**SOURCE EXTRACT:**
BEGIN
I wrote down the numbers and sent a return email about my
status with the flights. After that, I killed a little time, ate a few snacks,
threw away my neglected cheesecake puddle, and went to bed. Next morning, the
shuttle took me back to the airport.
As told to, I went to the desk at 7am and they told me to
come back at 7:30. Odd, the flight was at 8. That's cutting it a bit close. I
watch the airport fill up as the time passes and return a few minutes before
7:30. Hooray! A seat is open. They take my bags and tell me to head through. I
walk to the security gate, knowing that the plane will stop boarding at 7:45. I
look at the line which I have about 10 minutes to clear.
And the at least 200 people in front of me all waiting to
get to the security gate. This can't be right. I can’t have
been told to wait until 7:30 and then expected to clear security and get to my
gate in under 10 minutes. I see someone passing by me with a shirt that said “Let
Me Help You” on the front and back. I get her attention and point to the time
of my ticket and the gate. With an urgent look, she gathers me, about 6 other
people and heads us through the super ritzy VIP line. I rush through the gate
and look at how far I have to go.
I've got 5 minutes and I've got to run up and down two
stories and catch a subway shuttle to the right group of terminals.
Each turn has me jumping through doors at the nick of time. The doors just
close as I step inside the shuttle. I skip the elevators for the stairs, which
I take at a run. I follow the signs (A12-20 and an arrow is the same in any
language, apparently) and I hear the speakers call the Final Boarding in
English for my flight as I close to the gate. I rush to the counter, she takes
my boarding pass, and I rush inside.
Finally! Deep breath! Only two hours away from Haerbin. I
made it.
The people from the school were there and
waiting for me. I'm all set up in my apartment.
**The movie selection was better too, for the record.
END
[Stored data]
BEGIN
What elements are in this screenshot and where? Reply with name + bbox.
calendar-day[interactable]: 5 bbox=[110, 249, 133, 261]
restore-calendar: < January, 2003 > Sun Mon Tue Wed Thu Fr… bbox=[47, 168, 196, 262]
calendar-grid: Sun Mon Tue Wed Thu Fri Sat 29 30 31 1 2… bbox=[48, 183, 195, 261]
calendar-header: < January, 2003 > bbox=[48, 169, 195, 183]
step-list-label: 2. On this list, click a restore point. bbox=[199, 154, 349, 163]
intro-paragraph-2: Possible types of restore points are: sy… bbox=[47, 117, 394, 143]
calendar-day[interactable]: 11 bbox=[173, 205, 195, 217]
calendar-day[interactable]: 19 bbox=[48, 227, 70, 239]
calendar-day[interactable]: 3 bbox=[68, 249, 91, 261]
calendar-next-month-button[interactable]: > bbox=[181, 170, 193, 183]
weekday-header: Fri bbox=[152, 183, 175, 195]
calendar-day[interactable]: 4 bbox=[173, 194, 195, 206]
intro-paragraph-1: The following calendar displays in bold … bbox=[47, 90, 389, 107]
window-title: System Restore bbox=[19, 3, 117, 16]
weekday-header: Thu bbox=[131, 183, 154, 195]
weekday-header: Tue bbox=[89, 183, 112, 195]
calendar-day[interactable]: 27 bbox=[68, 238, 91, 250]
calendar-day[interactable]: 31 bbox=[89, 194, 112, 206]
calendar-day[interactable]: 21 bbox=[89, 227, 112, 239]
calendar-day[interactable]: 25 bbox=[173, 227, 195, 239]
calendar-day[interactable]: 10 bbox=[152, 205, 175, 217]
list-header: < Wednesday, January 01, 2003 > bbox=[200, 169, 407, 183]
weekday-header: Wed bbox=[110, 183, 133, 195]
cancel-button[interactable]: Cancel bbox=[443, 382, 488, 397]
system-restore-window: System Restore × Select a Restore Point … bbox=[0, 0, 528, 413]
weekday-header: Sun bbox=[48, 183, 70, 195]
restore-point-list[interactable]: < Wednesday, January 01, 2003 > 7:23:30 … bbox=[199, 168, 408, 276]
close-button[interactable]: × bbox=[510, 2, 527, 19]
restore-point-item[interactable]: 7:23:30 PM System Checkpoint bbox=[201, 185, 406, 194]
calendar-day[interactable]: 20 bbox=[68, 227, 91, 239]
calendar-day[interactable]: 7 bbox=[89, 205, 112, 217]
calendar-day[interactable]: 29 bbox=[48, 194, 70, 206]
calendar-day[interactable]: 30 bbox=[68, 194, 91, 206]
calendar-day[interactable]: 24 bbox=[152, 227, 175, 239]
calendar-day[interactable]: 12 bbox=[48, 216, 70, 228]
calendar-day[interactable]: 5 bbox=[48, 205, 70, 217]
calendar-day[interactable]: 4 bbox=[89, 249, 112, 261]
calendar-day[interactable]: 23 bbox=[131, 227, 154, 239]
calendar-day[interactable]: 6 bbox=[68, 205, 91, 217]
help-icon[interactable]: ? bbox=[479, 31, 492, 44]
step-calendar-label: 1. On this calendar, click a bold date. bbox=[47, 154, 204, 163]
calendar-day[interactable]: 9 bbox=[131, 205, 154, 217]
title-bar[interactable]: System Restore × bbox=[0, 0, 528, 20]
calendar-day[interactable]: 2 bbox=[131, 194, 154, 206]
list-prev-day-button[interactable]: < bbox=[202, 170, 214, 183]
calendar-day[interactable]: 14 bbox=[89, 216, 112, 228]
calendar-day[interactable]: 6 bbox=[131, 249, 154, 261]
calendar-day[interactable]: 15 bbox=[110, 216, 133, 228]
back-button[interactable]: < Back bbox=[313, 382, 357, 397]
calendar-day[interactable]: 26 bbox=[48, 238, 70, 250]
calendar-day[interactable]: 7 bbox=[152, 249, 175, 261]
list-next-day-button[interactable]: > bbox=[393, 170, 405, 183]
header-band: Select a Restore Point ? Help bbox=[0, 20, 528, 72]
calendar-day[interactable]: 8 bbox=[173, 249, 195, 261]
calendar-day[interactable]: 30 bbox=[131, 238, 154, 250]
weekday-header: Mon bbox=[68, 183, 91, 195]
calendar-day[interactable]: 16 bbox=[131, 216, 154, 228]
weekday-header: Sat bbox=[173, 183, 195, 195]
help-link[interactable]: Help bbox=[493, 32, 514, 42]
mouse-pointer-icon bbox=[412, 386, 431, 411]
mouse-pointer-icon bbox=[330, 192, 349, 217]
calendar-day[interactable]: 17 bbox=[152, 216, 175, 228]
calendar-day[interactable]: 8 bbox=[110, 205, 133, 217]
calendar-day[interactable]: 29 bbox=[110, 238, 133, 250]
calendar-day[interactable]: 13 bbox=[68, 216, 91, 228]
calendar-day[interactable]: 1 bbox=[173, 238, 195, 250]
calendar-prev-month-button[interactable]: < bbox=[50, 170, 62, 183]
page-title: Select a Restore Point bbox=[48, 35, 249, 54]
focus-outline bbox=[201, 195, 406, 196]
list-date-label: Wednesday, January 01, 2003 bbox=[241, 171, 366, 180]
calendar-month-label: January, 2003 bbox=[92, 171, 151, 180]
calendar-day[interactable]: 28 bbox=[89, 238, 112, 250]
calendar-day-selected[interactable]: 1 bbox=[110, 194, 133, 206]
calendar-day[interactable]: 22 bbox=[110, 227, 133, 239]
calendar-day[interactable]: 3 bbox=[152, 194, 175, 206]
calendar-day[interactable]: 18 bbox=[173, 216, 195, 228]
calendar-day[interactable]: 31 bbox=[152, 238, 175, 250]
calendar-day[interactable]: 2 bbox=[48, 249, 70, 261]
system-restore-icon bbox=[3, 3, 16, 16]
END
**EXERCISES:**
A) In the airport travel account, what words were printed on the shirt of the person who helped the narrator through security?
B) Write the next part of the airport travel account, picking up after its last line.

**RESPONSES TO THE EXERCISE:**
A) "Let Me Help You," on both the front and the back.

B)
Anything that saves me from watching Back To The Barnyard out
of boredom deserves a mention. A movie in which I spent the majority of the
next couple of days discussing the mind-bending notion of why a male cow had
udders. No, no, not a bull, a male cow. With
udders. There is simply so much to destroy your synapses with that little
notion. From: how come they didn't just make it a bull somewhere in the
development process? I mean, how many people did this pass? The writer, the
editor, any of the writer's trusted beta-readers, the director, the producer,
the animation team, not a single one of these people at any
point just raised their hand and said "Wait, hold up! Isn't a male cow
just a bull? Why are we giving him female anatomy? What possible reason is
there to not make him a freak of nature? To more
inworld reasoning, like, do bulls exist in the barnyard universe? If they do,
what is the protagonist? Is he perhaps a hermaphoditic cow/bull? Maybe he had
the XXY chromosone disease? Could he just be a hypermasculine female because of
how the food industry pumps the cows full of hormones? Why on earth does
this thing exist?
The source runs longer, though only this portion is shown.